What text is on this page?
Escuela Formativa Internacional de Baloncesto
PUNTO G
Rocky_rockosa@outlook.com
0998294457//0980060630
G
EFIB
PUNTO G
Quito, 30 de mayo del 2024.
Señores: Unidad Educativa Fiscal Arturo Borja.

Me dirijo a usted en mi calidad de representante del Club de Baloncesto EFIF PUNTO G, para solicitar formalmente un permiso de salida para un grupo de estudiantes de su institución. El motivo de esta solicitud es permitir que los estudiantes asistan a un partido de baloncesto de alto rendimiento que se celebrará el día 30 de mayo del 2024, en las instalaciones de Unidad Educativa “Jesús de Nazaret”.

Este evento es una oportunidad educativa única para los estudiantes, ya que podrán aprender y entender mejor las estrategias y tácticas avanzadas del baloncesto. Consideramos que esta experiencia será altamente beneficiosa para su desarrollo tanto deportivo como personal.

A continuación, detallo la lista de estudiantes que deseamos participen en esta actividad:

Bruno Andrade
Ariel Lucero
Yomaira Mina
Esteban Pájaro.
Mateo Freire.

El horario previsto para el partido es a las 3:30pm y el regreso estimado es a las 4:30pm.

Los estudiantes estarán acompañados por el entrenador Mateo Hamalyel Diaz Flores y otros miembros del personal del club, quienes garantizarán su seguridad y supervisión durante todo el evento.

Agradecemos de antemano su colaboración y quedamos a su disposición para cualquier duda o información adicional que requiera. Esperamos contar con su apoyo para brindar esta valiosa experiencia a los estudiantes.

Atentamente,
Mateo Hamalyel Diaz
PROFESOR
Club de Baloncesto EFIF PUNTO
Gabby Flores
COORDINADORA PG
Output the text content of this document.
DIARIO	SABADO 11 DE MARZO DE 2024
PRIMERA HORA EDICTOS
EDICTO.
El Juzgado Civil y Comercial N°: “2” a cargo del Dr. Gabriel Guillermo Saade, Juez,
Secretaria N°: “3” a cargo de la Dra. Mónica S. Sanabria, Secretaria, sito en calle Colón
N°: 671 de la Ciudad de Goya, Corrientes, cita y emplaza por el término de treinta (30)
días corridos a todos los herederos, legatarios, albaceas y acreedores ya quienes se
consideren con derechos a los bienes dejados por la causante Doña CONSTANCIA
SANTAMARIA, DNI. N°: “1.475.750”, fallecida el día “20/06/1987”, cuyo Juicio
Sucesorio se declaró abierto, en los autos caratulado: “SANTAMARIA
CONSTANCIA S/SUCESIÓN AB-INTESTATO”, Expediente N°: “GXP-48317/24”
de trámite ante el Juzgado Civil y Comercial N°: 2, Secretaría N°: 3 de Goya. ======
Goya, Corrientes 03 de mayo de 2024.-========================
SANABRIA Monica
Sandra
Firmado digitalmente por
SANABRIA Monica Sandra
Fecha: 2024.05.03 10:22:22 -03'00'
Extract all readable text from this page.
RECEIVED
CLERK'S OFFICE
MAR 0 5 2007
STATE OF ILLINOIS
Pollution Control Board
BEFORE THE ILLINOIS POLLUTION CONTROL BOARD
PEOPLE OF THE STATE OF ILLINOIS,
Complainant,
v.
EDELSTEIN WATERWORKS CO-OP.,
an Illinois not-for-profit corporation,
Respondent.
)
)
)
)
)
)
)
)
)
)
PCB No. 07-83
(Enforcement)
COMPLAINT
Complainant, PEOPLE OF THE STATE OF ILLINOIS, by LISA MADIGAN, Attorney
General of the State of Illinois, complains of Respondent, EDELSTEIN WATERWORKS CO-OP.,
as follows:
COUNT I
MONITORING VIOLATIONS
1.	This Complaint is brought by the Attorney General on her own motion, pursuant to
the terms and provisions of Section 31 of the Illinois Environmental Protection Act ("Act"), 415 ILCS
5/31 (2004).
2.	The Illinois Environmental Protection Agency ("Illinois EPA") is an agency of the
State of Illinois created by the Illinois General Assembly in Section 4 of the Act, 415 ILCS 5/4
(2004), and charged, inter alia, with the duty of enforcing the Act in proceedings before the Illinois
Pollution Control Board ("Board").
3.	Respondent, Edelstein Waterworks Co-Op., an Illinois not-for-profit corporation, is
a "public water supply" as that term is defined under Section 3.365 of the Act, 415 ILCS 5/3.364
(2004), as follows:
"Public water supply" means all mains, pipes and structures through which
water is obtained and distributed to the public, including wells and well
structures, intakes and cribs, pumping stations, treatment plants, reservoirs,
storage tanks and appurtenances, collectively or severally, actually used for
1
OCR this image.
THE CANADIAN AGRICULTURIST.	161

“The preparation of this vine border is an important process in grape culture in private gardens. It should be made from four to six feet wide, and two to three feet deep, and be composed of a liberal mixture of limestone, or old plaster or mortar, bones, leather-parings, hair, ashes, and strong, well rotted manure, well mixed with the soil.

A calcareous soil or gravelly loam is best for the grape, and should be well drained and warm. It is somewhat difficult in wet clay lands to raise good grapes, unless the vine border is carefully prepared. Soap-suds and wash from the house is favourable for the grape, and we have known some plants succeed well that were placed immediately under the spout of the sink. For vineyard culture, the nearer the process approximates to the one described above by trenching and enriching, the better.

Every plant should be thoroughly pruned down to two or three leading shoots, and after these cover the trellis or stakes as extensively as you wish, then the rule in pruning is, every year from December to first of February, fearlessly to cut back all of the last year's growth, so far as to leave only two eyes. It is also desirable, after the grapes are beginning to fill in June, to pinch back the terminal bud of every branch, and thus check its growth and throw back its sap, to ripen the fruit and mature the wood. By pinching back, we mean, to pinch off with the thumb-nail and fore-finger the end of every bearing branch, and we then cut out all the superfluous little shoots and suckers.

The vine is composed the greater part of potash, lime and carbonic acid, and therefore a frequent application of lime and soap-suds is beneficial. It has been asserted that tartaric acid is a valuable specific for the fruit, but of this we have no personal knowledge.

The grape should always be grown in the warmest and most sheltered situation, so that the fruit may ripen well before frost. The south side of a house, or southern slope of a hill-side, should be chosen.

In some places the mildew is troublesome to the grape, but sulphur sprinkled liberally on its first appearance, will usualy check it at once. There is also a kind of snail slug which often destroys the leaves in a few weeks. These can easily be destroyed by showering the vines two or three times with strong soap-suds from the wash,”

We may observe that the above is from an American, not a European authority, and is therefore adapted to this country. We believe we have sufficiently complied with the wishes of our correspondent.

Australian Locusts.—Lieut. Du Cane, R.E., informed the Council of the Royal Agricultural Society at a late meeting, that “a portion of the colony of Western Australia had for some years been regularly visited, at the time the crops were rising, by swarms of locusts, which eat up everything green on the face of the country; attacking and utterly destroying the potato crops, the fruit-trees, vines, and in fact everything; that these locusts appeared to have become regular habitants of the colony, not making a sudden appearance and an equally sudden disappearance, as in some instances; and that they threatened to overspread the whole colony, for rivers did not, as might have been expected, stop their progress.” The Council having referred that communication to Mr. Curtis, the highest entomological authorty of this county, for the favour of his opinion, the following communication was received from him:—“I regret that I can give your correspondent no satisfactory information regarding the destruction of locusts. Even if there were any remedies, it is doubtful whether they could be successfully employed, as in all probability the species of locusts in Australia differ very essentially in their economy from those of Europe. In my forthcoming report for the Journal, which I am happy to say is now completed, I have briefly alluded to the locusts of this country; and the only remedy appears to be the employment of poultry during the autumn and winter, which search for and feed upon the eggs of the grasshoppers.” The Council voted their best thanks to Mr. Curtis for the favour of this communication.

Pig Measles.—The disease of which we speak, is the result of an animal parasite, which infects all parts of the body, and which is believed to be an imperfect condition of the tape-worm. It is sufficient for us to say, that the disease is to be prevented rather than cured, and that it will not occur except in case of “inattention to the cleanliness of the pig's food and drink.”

::::

Extract, from the listing above, every line where the string "Mateo" occurs.

● Full response:
Mateo Freire.
Los estudiantes estarán acompañados por el entrenador Mateo Hamalyel Diaz Flores y otros miembros del personal del club, quienes garantizarán su seguridad y supervisión durante todo el evento.
Mateo Hamalyel Diaz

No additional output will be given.